[Reading text]:
***

Like I said in the other thread, there is lot of noise I had to suppress to
reduce this problem. The moment, I removed all the suppression, things did
not look bright. one or the other deferrable timer expires due to PSI waking
up the CPU and then scheduling other tasks due to which PSI again queue the
work. I guess that varies from platform to platform.
This patch in principle makes sense to me. Atleast, we have a way of mechanism
for idle shutoff from work it self.
Thanks,
Pavan
On 2022/10/10 17:09, Pavan Kondeti wrote:
> On Mon, Oct 10, 2022 at 04:30:36PM +0800, Chengming Zhou wrote:
>> On 2022/10/10 14:57, Chengming Zhou wrote:
>>> On 2022/10/10 14:43, Pavan Kondeti wrote:
>>>> On Mon, Oct 10, 2022 at 11:48:49AM +0530, Pavan Kondeti wrote:
>>>>> On Sun, Oct 09, 2022 at 09:17:34PM +0800, Chengming Zhou wrote:
>>>>>> On 2022/10/9 20:41, Chengming Zhou wrote:
>>>>>>> Hello,
>>>>>>>
>>>>>>> I just saw these emails, sorry for late.
>>>>>>>
>>>>>>> On 2022/10/6 00:32, Suren Baghdasaryan wrote:
>>>>>>>> On Sun, Oct 2, 2022 at 11:11 PM Suren Baghdasaryan <[email protected]> wrote:
>>>>>>>>>
>>>>>>>>> On Fri, Sep 16, 2022 at 10:45 PM Suren Baghdasaryan <[email protected]> wrote:
>>>>>>>>>>
>>>>>>>>>> On Wed, Sep 14, 2022 at 11:20 PM Pavan Kondeti
>>>>>>>>>> <[email protected]> wrote:
>>>>>>>>>>>
>>>>>>>>>>> On Tue, Sep 13, 2022 at 07:38:17PM +0530, Pavan Kondeti wrote:
>>>>>>>>>>>> Hi
>>>>>>>>>>>>
>>>>>>>>>>>> The fact that psi_avgs_work()->collect_percpu_times()->get_recent_times()
>>>>>>>>>>>> run from a kworker thread, PSI_NONIDLE condition would be observed as
>>>>>>>>>>>> there is a RUNNING task. So we would always end up re-arming the work.
>>>>>>>>>>>>
>>>>>>>>>>>> If the work is re-armed from the psi_avgs_work() it self, the backing off
>>>>>>>>>>>> logic in psi_task_change() (will be moved to psi_task_switch soon) can't
>>>>>>>>>>>> help. The work is already scheduled. so we don't do anything there.
>>>>>>>>>>
>>>>>>>>>> Hi Pavan,
>>>>>>>>>> Thanks for reporting the issue. IIRC [1] was meant to fix exactly this
>>>>>>>>>> issue. At the time it was written I tested it and it seemed to work.

***

[Supplied records]:
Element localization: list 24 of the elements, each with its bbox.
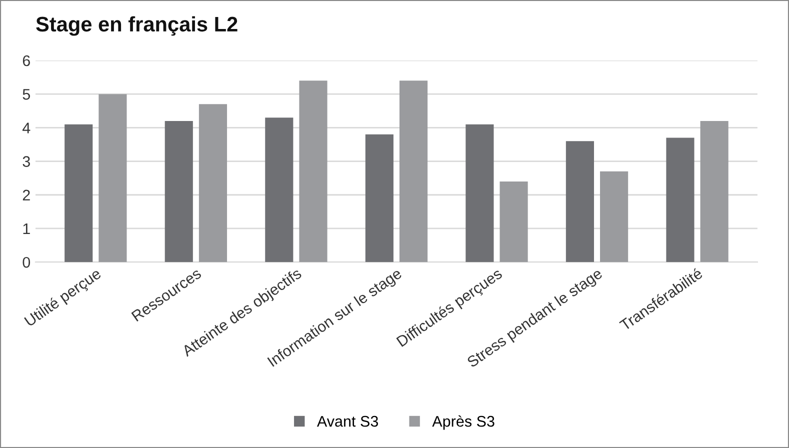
y-tick-label: 5 [22, 89, 30, 100]
y-tick-label: 6 [22, 55, 30, 66]
y-tick-label: 1 [23, 224, 30, 234]
bar [466, 124, 494, 262]
legend-label: Avant S3 [316, 416, 378, 427]
bar [500, 181, 528, 262]
bar [566, 141, 594, 262]
bar [399, 80, 428, 262]
y-tick-label: 4 [22, 122, 30, 134]
bar [600, 171, 628, 262]
y-tick-label: 2 [22, 190, 30, 200]
chart-title: Stage en français L2 [36, 16, 238, 36]
bar [164, 120, 193, 262]
bar [365, 134, 394, 262]
bar [299, 80, 328, 262]
y-tick-label: 0 [22, 256, 30, 268]
bar [265, 118, 294, 262]
bar [666, 138, 694, 262]
legend-label: Après S3 [432, 415, 494, 430]
bar [700, 120, 728, 262]
bar [198, 104, 228, 262]
y-tick-label: 3 [22, 156, 30, 167]
bar [64, 124, 93, 262]
bar [98, 94, 127, 262]
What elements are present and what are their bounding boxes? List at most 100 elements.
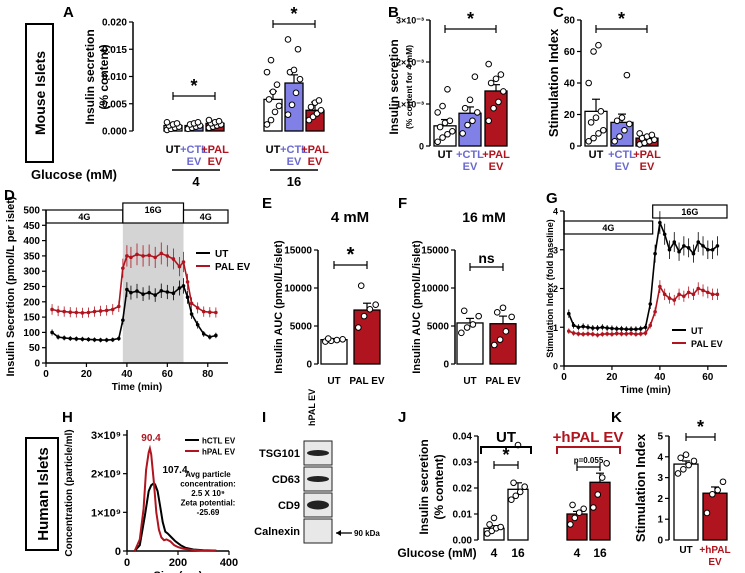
panel-letter-i: I — [262, 409, 266, 426]
b-xlabel: +CTL — [456, 149, 484, 161]
g-point-1 — [581, 332, 585, 337]
d-point-1 — [117, 304, 121, 309]
f-y-tick-label: 0 — [443, 360, 449, 371]
d-point-1 — [92, 309, 97, 314]
d-point-0 — [185, 295, 190, 300]
b-bar-2-point — [495, 98, 502, 106]
g-point-1 — [677, 292, 681, 297]
b-bar-1-point — [464, 121, 471, 129]
j-bar-3-point — [603, 460, 610, 467]
k-bar-pal-point — [703, 509, 711, 517]
d-y-tick-label: 250 — [23, 282, 40, 293]
d-ylabel: Insulin Secretion (pmol/L per islet) — [5, 196, 17, 376]
d-point-1 — [56, 309, 60, 313]
h-y-tick-label: 2×10⁹ — [91, 469, 121, 481]
d-legend-label: PAL EV — [215, 262, 251, 273]
g-point-1 — [662, 292, 667, 297]
g-point-1 — [686, 290, 691, 295]
f-ylabel: Insulin AUC (pmol/L/islet) — [411, 240, 423, 374]
g-point-1 — [643, 331, 648, 335]
d-point-0 — [147, 290, 151, 295]
d-point-0 — [153, 293, 157, 297]
c-xlabel: +CTL — [608, 149, 636, 161]
j-bar-0-point — [486, 521, 493, 528]
h-y-tick-label: 1×10⁹ — [91, 507, 121, 519]
g-point-1 — [653, 309, 657, 314]
d-phase-label: 4G — [200, 212, 212, 222]
d-point-0 — [92, 337, 97, 342]
d-point-1 — [68, 310, 73, 315]
d-point-1 — [165, 254, 170, 258]
j-y-tick-label: 0.03 — [453, 458, 473, 469]
d-point-0 — [189, 312, 194, 316]
i-marker-arrowhead — [336, 530, 341, 536]
c-bar-0-point — [595, 41, 602, 49]
g-y-tick-label: 0 — [553, 362, 558, 372]
c-y-tick-label: 40 — [564, 79, 576, 90]
h-legend-label: hPAL EV — [202, 448, 236, 457]
b-ylabel: Insulin secretion — [387, 39, 401, 134]
i-blot-band — [307, 450, 329, 456]
j-bar-2-point — [571, 514, 579, 522]
j-bar-3-point — [590, 504, 597, 511]
h-ylabel: Concentration (particle/ml) — [64, 429, 75, 556]
j-xlabel: 4 — [491, 546, 498, 560]
g-phase-label: 16G — [681, 207, 698, 217]
g-point-0 — [576, 325, 581, 330]
j-sig-pal-label: p=0.055 — [574, 456, 604, 465]
h-info-text: -25.69 — [197, 508, 220, 517]
g-y-tick-label: 2 — [553, 284, 558, 294]
b-bar-0-point — [444, 130, 451, 138]
e-y-tick-label: 15000 — [284, 246, 312, 257]
f-bar-pal-point — [493, 309, 501, 316]
f-bar-ut-point — [469, 321, 477, 328]
d-x-tick-label: 60 — [162, 369, 174, 380]
k-bar-ut-point — [682, 451, 690, 459]
f-bar-pal-point — [508, 313, 515, 321]
d-point-0 — [104, 338, 109, 342]
i-blot-band — [307, 476, 329, 482]
i-marker-label: 90 kDa — [354, 529, 380, 538]
k-bar-ut-point — [685, 461, 692, 469]
d-point-1 — [159, 251, 164, 256]
h-x-tick-label: 0 — [124, 557, 130, 569]
d-shade — [122, 210, 184, 363]
j-bar-3-point — [598, 474, 606, 481]
c-xlabel-ev: EV — [640, 161, 655, 173]
d-point-0 — [201, 332, 206, 336]
a-bar-16mm-0-point — [265, 96, 273, 103]
g-point-0 — [638, 327, 643, 331]
d-x-tick-label: 0 — [43, 369, 49, 380]
f-bar-pal-point — [502, 328, 510, 335]
c-bar-0-point — [590, 134, 597, 142]
c-bar-0-point — [585, 79, 592, 87]
d-point-1 — [129, 255, 133, 260]
g-point-1 — [701, 288, 705, 293]
k-y-tick-label: 4 — [657, 452, 663, 463]
h-info-text: Avg particle — [185, 470, 231, 479]
e-ylabel: Insulin AUC (pmol/L/islet) — [273, 240, 285, 374]
d-point-0 — [141, 292, 145, 296]
d-point-1 — [177, 264, 182, 269]
g-ylabel: Stimulation Index (fold baseline) — [545, 219, 555, 358]
a-y-tick-label: 0.015 — [102, 45, 127, 56]
d-point-0 — [214, 333, 218, 338]
b-bar-1-point — [474, 109, 481, 116]
g-point-1 — [715, 292, 720, 297]
g-point-1 — [586, 332, 590, 336]
e-bar-ut-point — [339, 336, 346, 343]
g-point-1 — [610, 332, 614, 337]
g-point-1 — [691, 292, 696, 297]
g-point-1 — [658, 284, 662, 289]
e-bar-pal — [353, 309, 381, 365]
j-group-label-pal: +hPAL EV — [553, 429, 624, 446]
g-point-0 — [571, 323, 576, 328]
a-y-tick-label: 0.010 — [102, 72, 127, 83]
b-xlabel-ev: EV — [463, 161, 478, 173]
a-bar-16mm-2-point — [317, 106, 325, 114]
f-xlabel-ut: UT — [463, 376, 476, 387]
b-xlabel-ev: EV — [489, 161, 504, 173]
g-point-0 — [682, 244, 686, 248]
g-point-1 — [619, 332, 624, 336]
a-bar-16mm-1-point — [290, 66, 298, 74]
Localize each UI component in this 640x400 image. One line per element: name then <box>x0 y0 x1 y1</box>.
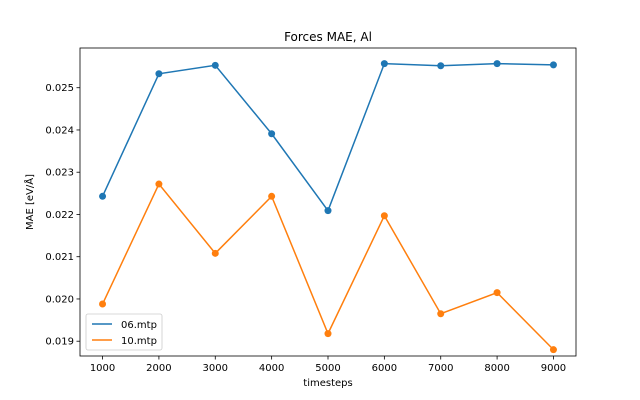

***

[The exercise]:
Answer these about the PSI thread:
1. In the opening message, what wakes up the CPU so that a deferrable timer expires?
2. Which condition would be observed because psi_avgs_work() runs from a kworker thread?
3. To which function will the backing-off logic in psi_task_change() soon be moved?

[Result for this task]:
1. PSI wakes up the CPU.
2. The PSI_NONIDLE condition, because there is a running task.
3. psi_task_switch.